▶ _Material provided_:

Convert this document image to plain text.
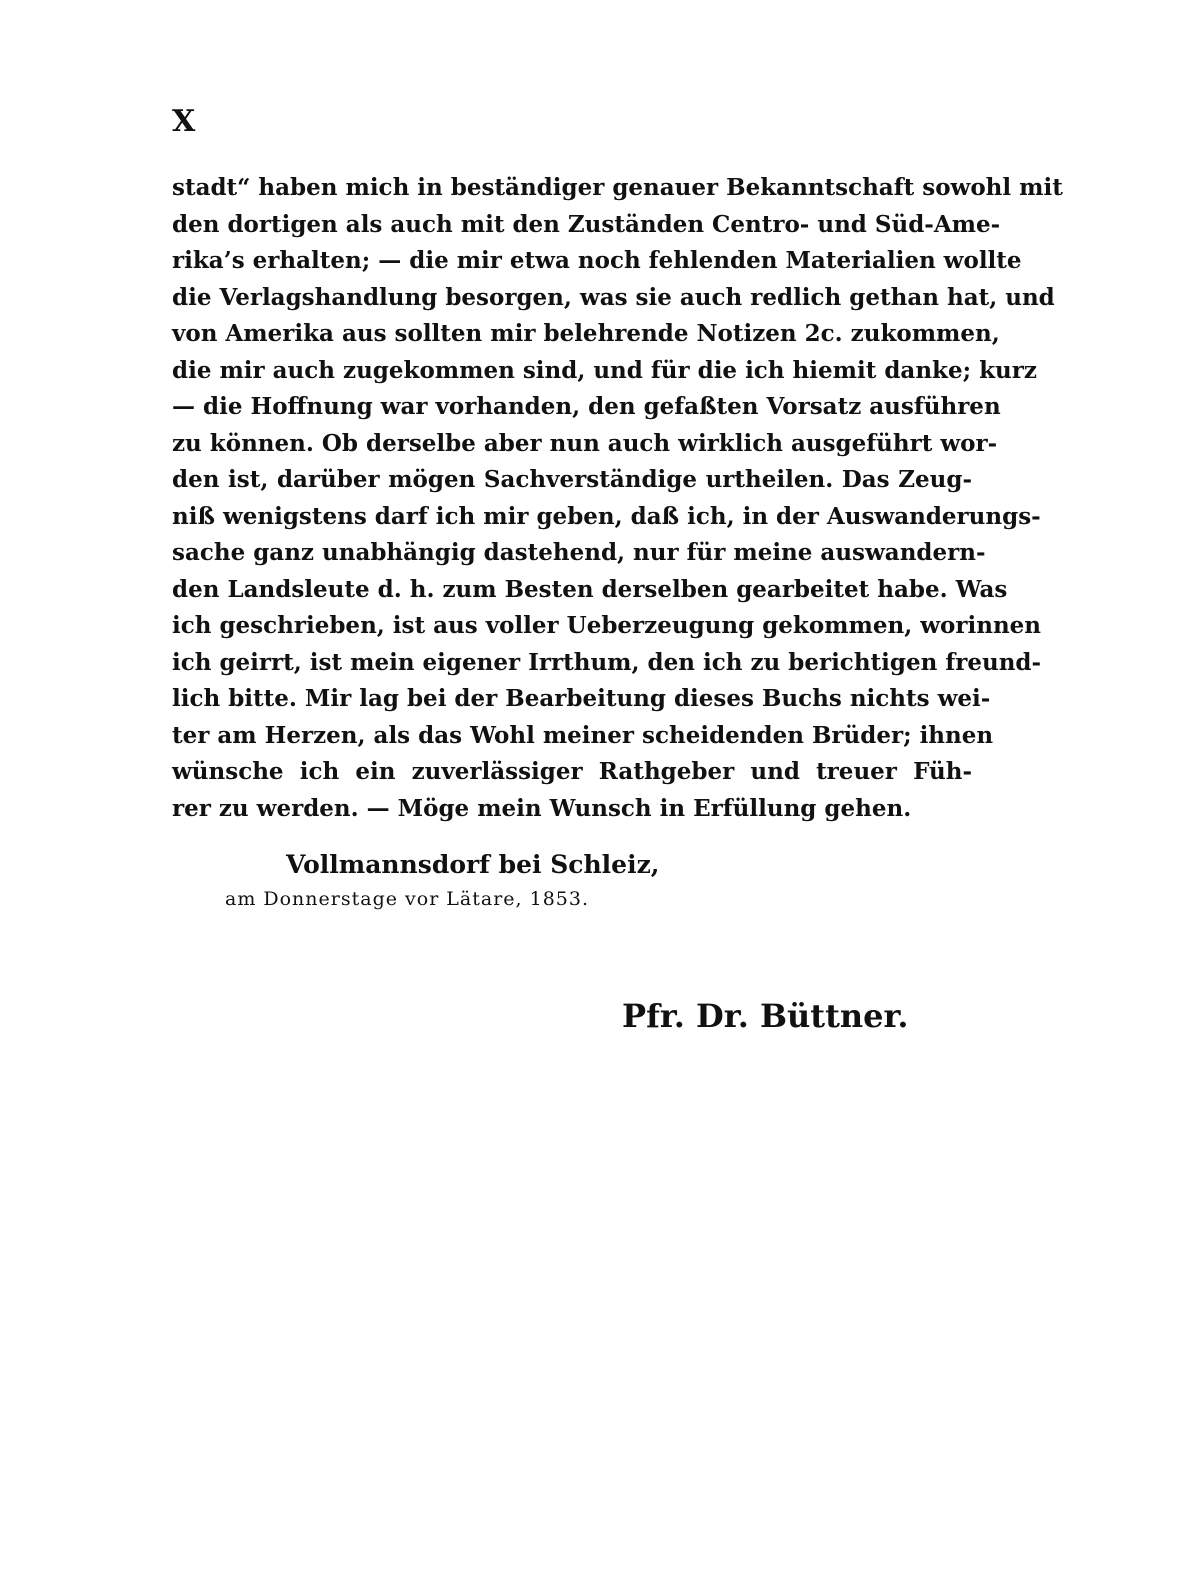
X
stadt“ haben mich in beständiger genauer Bekanntschaft sowohl mit
den dortigen als auch mit den Zuständen Centro- und Süd-Ame-
rika’s erhalten; — die mir etwa noch fehlenden Materialien wollte
die Verlagshandlung besorgen, was sie auch redlich gethan hat, und
von Amerika aus sollten mir belehrende Notizen 2c. zukommen,
die mir auch zugekommen sind, und für die ich hiemit danke; kurz
— die Hoffnung war vorhanden, den gefaßten Vorsatz ausführen
zu können. Ob derselbe aber nun auch wirklich ausgeführt wor-
den ist, darüber mögen Sachverständige urtheilen. Das Zeug-
niß wenigstens darf ich mir geben, daß ich, in der Auswanderungs-
sache ganz unabhängig dastehend, nur für meine auswandern-
den Landsleute d. h. zum Besten derselben gearbeitet habe. Was
ich geschrieben, ist aus voller Ueberzeugung gekommen, worinnen
ich geirrt, ist mein eigener Irrthum, den ich zu berichtigen freund-
lich bitte. Mir lag bei der Bearbeitung dieses Buchs nichts wei-
ter am Herzen, als das Wohl meiner scheidenden Brüder; ihnen
wünsche ich ein zuverlässiger Rathgeber und treuer Füh-
rer zu werden. — Möge mein Wunsch in Erfüllung gehen.
Vollmannsdorf bei Schleiz,
am Donnerstage vor Lätare, 1853.
Pfr. Dr. Büttner.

▶ _Task to complete_: Give back each entry exactly as it appears, with no pictures.

▶ _Task output_:
Convert this document image to plain text.
X
stadt“ haben mich in beständiger genauer Bekanntschaft sowohl mit
den dortigen als auch mit den Zuständen Centro- und Süd-Ame-
rika’s erhalten; — die mir etwa noch fehlenden Materialien wollte
die Verlagshandlung besorgen, was sie auch redlich gethan hat, und
von Amerika aus sollten mir belehrende Notizen 2c. zukommen,
die mir auch zugekommen sind, und für die ich hiemit danke; kurz
— die Hoffnung war vorhanden, den gefaßten Vorsatz ausführen
zu können. Ob derselbe aber nun auch wirklich ausgeführt wor-
den ist, darüber mögen Sachverständige urtheilen. Das Zeug-
niß wenigstens darf ich mir geben, daß ich, in der Auswanderungs-
sache ganz unabhängig dastehend, nur für meine auswandern-
den Landsleute d. h. zum Besten derselben gearbeitet habe. Was
ich geschrieben, ist aus voller Ueberzeugung gekommen, worinnen
ich geirrt, ist mein eigener Irrthum, den ich zu berichtigen freund-
lich bitte. Mir lag bei der Bearbeitung dieses Buchs nichts wei-
ter am Herzen, als das Wohl meiner scheidenden Brüder; ihnen
wünsche ich ein zuverlässiger Rathgeber und treuer Füh-
rer zu werden. — Möge mein Wunsch in Erfüllung gehen.
Vollmannsdorf bei Schleiz,
am Donnerstage vor Lätare, 1853.
Pfr. Dr. Büttner.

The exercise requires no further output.